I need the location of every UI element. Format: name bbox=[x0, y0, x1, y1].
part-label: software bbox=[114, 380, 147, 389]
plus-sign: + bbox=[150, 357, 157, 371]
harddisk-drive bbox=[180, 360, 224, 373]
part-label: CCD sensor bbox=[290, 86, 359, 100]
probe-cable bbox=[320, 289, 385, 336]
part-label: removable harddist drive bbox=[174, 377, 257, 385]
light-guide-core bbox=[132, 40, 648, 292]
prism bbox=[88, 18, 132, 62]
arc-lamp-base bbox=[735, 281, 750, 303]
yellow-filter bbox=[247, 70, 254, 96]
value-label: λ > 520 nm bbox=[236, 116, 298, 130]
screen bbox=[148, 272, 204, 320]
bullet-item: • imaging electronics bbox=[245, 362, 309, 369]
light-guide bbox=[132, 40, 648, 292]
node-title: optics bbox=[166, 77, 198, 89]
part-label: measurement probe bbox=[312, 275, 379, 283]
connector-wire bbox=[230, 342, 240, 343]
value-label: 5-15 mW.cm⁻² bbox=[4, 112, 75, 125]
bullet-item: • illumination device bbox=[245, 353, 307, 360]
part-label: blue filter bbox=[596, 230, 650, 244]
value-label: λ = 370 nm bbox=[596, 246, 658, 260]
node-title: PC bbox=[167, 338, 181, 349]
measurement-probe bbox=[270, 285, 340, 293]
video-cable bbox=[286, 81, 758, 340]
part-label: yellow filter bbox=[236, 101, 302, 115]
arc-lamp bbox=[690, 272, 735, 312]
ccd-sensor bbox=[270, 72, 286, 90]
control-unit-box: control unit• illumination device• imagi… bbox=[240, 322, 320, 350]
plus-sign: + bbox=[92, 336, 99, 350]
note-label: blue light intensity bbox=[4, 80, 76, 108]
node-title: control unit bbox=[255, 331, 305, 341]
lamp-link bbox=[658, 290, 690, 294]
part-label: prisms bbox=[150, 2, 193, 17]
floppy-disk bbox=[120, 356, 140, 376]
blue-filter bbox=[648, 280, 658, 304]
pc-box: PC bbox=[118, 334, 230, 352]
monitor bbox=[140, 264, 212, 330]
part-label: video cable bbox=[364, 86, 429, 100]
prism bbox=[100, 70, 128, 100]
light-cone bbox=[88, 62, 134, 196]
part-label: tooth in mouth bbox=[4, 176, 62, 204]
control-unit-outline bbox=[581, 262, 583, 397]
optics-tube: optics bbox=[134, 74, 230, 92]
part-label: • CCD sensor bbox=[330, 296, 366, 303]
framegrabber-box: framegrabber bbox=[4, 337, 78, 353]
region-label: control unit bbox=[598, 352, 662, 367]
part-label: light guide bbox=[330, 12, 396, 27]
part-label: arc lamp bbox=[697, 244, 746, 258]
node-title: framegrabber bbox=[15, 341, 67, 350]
***
Work to do: Rewrite the lines above, replacing "framegrabber" with "frame grabber" every time it appears and keeping everything else the same.

Full answer:
I need the location of every UI element. Format: name bbox=[x0, y0, x1, y1].
part-label: software bbox=[114, 380, 147, 389]
plus-sign: + bbox=[150, 357, 157, 371]
harddisk-drive bbox=[180, 360, 224, 373]
part-label: CCD sensor bbox=[290, 86, 359, 100]
probe-cable bbox=[320, 289, 385, 336]
part-label: removable harddist drive bbox=[174, 377, 257, 385]
light-guide-core bbox=[132, 40, 648, 292]
prism bbox=[88, 18, 132, 62]
arc-lamp-base bbox=[735, 281, 750, 303]
yellow-filter bbox=[247, 70, 254, 96]
value-label: λ > 520 nm bbox=[236, 116, 298, 130]
screen bbox=[148, 272, 204, 320]
bullet-item: • imaging electronics bbox=[245, 362, 309, 369]
light-guide bbox=[132, 40, 648, 292]
node-title: optics bbox=[166, 77, 198, 89]
part-label: measurement probe bbox=[312, 275, 379, 283]
connector-wire bbox=[230, 342, 240, 343]
value-label: 5-15 mW.cm⁻² bbox=[4, 112, 75, 125]
bullet-item: • illumination device bbox=[245, 353, 307, 360]
part-label: blue filter bbox=[596, 230, 650, 244]
value-label: λ = 370 nm bbox=[596, 246, 658, 260]
node-title: PC bbox=[167, 338, 181, 349]
measurement-probe bbox=[270, 285, 340, 293]
video-cable bbox=[286, 81, 758, 340]
part-label: yellow filter bbox=[236, 101, 302, 115]
arc-lamp bbox=[690, 272, 735, 312]
ccd-sensor bbox=[270, 72, 286, 90]
control-unit-box: control unit• illumination device• imagi… bbox=[240, 322, 320, 350]
plus-sign: + bbox=[92, 336, 99, 350]
note-label: blue light intensity bbox=[4, 80, 76, 108]
node-title: control unit bbox=[255, 331, 305, 341]
lamp-link bbox=[658, 290, 690, 294]
part-label: prisms bbox=[150, 2, 193, 17]
floppy-disk bbox=[120, 356, 140, 376]
blue-filter bbox=[648, 280, 658, 304]
pc-box: PC bbox=[118, 334, 230, 352]
monitor bbox=[140, 264, 212, 330]
part-label: video cable bbox=[364, 86, 429, 100]
prism bbox=[100, 70, 128, 100]
light-cone bbox=[88, 62, 134, 196]
part-label: tooth in mouth bbox=[4, 176, 62, 204]
control-unit-outline bbox=[581, 262, 583, 397]
optics-tube: optics bbox=[134, 74, 230, 92]
part-label: • CCD sensor bbox=[330, 296, 366, 303]
frame grabber-box: frame grabber bbox=[4, 337, 78, 353]
region-label: control unit bbox=[598, 352, 662, 367]
part-label: light guide bbox=[330, 12, 396, 27]
part-label: arc lamp bbox=[697, 244, 746, 258]
node-title: frame grabber bbox=[15, 341, 67, 350]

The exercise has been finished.